§ BRIEF A: Reproduce word for word the part of the MNIST notebook text from "Introduction" to "the MNIST dataset.".

§ TEXT EXTRACT:

____

Introduction

This notebook follows Martin Gorner's session on deep learning (youtube, slide deck, google blog). It's very accessible, even for beginners, and I encourage you to watch it.

Based on his presentation, I demonstate how to create a simple 1-layer neural network to recognize handwritten numbers from 28x28 pixel images from the MNIST dataset.

In [1]:
# Show matplotlib output within the notebook
%matplotlib inline
In [2]:
# Required packages are tensorflow, numpy, and matplotlib
import tensorflow as tf
from tensorflow.examples.tutorials.mnist import input_data
import numpy as np
import matplotlib.pyplot as plt
In [3]:
# Set pseudorandom generator seed to help reproducibility
import random
random.seed(0)

____

§ PROVIDED DATA:
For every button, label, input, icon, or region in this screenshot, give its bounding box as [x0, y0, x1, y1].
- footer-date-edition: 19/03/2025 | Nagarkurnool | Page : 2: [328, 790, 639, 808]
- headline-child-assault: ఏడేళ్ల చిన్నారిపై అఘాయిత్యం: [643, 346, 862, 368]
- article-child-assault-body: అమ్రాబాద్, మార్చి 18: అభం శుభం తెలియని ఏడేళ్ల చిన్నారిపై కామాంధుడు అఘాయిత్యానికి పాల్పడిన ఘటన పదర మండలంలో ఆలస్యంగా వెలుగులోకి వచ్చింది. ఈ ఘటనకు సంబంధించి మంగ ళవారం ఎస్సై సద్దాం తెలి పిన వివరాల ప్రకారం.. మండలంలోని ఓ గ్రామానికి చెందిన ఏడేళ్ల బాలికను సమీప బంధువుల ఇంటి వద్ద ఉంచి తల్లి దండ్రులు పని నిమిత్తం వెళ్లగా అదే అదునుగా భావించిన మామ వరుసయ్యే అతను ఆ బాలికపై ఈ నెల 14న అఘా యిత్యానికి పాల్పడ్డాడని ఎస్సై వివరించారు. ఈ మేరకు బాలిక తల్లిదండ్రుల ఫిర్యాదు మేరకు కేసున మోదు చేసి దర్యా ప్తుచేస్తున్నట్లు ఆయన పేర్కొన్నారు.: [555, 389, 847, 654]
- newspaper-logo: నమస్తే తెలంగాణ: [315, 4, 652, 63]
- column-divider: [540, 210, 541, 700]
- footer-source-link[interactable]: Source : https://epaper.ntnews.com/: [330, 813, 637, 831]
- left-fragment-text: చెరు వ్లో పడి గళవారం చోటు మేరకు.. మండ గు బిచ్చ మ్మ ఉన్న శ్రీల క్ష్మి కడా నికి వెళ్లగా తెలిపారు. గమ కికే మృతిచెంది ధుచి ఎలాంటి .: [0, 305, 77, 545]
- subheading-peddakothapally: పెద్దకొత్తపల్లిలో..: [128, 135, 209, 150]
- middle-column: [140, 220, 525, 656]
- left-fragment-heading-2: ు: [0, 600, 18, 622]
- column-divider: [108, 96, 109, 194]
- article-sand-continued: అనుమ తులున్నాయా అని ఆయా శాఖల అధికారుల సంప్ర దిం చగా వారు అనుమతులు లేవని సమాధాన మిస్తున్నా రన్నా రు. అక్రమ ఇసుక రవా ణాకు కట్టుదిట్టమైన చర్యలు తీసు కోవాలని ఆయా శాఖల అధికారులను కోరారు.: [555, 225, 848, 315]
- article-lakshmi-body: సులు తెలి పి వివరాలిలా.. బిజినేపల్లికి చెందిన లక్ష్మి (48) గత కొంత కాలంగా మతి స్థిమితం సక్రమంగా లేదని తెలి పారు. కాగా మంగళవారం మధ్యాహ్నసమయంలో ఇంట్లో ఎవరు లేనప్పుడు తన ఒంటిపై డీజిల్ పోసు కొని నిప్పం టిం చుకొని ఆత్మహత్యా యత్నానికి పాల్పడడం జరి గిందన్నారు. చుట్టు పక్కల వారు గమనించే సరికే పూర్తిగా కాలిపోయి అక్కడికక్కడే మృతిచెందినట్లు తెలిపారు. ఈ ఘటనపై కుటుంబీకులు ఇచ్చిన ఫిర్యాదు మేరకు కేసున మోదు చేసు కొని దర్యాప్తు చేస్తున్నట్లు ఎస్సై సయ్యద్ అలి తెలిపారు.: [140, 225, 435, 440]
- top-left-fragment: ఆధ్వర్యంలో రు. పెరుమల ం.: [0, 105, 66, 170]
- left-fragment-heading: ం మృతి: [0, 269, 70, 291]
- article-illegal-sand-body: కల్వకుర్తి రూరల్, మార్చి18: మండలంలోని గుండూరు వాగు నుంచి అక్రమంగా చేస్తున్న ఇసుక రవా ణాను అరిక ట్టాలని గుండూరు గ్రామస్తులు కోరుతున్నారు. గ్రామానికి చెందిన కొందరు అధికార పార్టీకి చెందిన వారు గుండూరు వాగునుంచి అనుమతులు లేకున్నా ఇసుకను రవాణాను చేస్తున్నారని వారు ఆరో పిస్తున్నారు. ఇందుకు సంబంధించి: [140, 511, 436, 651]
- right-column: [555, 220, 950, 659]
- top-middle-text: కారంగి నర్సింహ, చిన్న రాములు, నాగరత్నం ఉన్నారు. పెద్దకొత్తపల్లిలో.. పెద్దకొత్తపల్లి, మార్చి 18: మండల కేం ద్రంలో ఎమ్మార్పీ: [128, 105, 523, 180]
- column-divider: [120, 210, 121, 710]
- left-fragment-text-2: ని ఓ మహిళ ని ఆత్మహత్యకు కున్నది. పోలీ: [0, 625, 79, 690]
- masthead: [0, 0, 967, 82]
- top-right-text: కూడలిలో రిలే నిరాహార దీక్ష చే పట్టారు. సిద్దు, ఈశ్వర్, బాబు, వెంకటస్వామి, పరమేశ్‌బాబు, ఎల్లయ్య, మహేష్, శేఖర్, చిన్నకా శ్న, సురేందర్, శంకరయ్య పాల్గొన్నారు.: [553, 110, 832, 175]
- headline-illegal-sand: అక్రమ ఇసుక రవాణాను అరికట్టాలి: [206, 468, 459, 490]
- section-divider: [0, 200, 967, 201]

____

§ BRIEF B: Return each line of the records that contains the string "column".

§ COMPLETE ANSWER A:
Introduction

This notebook follows Martin Gorner's session on deep learning (youtube, slide deck, google blog). It's very accessible, even for beginners, and I encourage you to watch it.

Based on his presentation, I demonstate how to create a simple 1-layer neural network to recognize handwritten numbers from 28x28 pixel images from the MNIST dataset.

§ COMPLETE ANSWER B:
- column-divider: [540, 210, 541, 700]
- middle-column: [140, 220, 525, 656]
- column-divider: [108, 96, 109, 194]
- right-column: [555, 220, 950, 659]
- column-divider: [120, 210, 121, 710]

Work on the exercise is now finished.